*DIRECTIVE:*
Find the lines containing the word "that" and copy every one of them.

(Recorded data)
-------------------------

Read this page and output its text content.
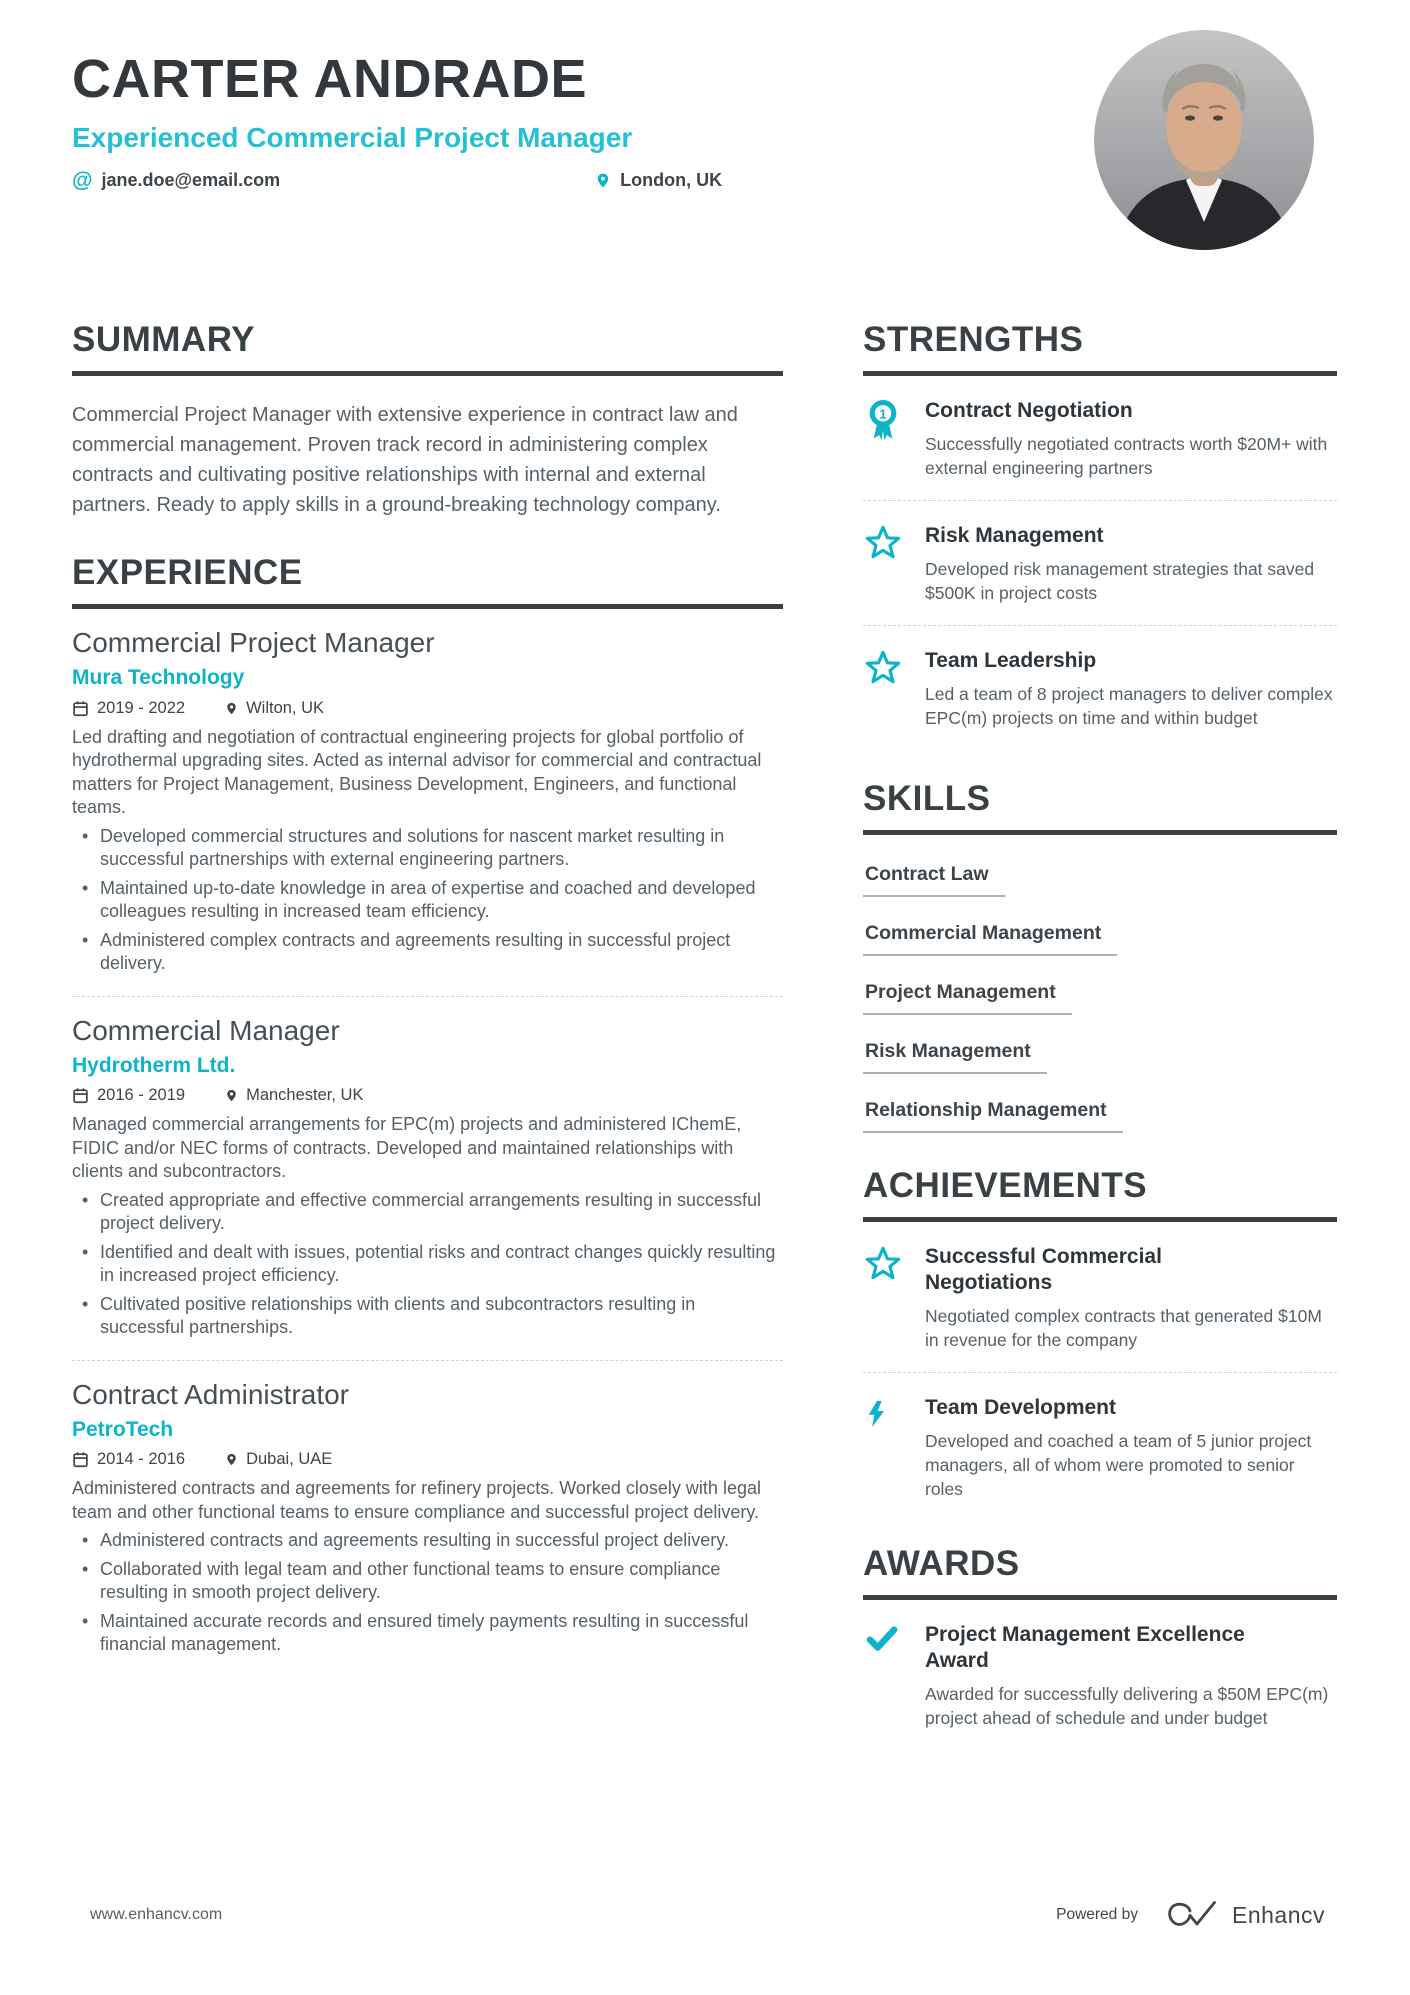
CARTER ANDRADE
Experienced Commercial Project Manager
@
jane.doe@email.com	London, UK
SUMMARY
Commercial Project Manager with extensive experience in contract law and commercial management. Proven track record in administering complex contracts and cultivating positive relationships with internal and external partners. Ready to apply skills in a ground-breaking technology company.
EXPERIENCE
Commercial Project Manager
Mura Technology
2019 - 2022	Wilton, UK
Led drafting and negotiation of contractual engineering projects for global portfolio of hydrothermal upgrading sites. Acted as internal advisor for commercial and contractual matters for Project Management, Business Development, Engineers, and functional teams.
• Developed commercial structures and solutions for nascent market resulting in successful partnerships with external engineering partners.
• Maintained up-to-date knowledge in area of expertise and coached and developed colleagues resulting in increased team efficiency.
• Administered complex contracts and agreements resulting in successful project delivery.
Commercial Manager
Hydrotherm Ltd.
2016 - 2019	Manchester, UK
Managed commercial arrangements for EPC(m) projects and administered IChemE, FIDIC and/or NEC forms of contracts. Developed and maintained relationships with clients and subcontractors.
• Created appropriate and effective commercial arrangements resulting in successful project delivery.
• Identified and dealt with issues, potential risks and contract changes quickly resulting in increased project efficiency.
• Cultivated positive relationships with clients and subcontractors resulting in successful partnerships.
Contract Administrator
PetroTech
2014 - 2016	Dubai, UAE
Administered contracts and agreements for refinery projects. Worked closely with legal team and other functional teams to ensure compliance and successful project delivery.
• Administered contracts and agreements resulting in successful project delivery.
• Collaborated with legal team and other functional teams to ensure compliance resulting in smooth project delivery.
• Maintained accurate records and ensured timely payments resulting in successful financial management.
STRENGTHS
1 Contract Negotiation
Successfully negotiated contracts worth $20M+ with external engineering partners
Risk Management
Developed risk management strategies that saved $500K in project costs
Team Leadership
Led a team of 8 project managers to deliver complex EPC(m) projects on time and within budget
SKILLS
Contract Law
Commercial Management
Project Management
Risk Management
Relationship Management
ACHIEVEMENTS
Successful Commercial Negotiations
Negotiated complex contracts that generated $10M in revenue for the company
Team Development
Developed and coached a team of 5 junior project managers, all of whom were promoted to senior roles
AWARDS
Project Management Excellence Award
Awarded for successfully delivering a $50M EPC(m) project ahead of schedule and under budget
www.enhancv.com	Powered by	Enhancv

-------------------------

*COMPLETE OUTPUT:*
Developed risk management strategies that saved $500K in project costs
Negotiated complex contracts that generated $10M in revenue for the company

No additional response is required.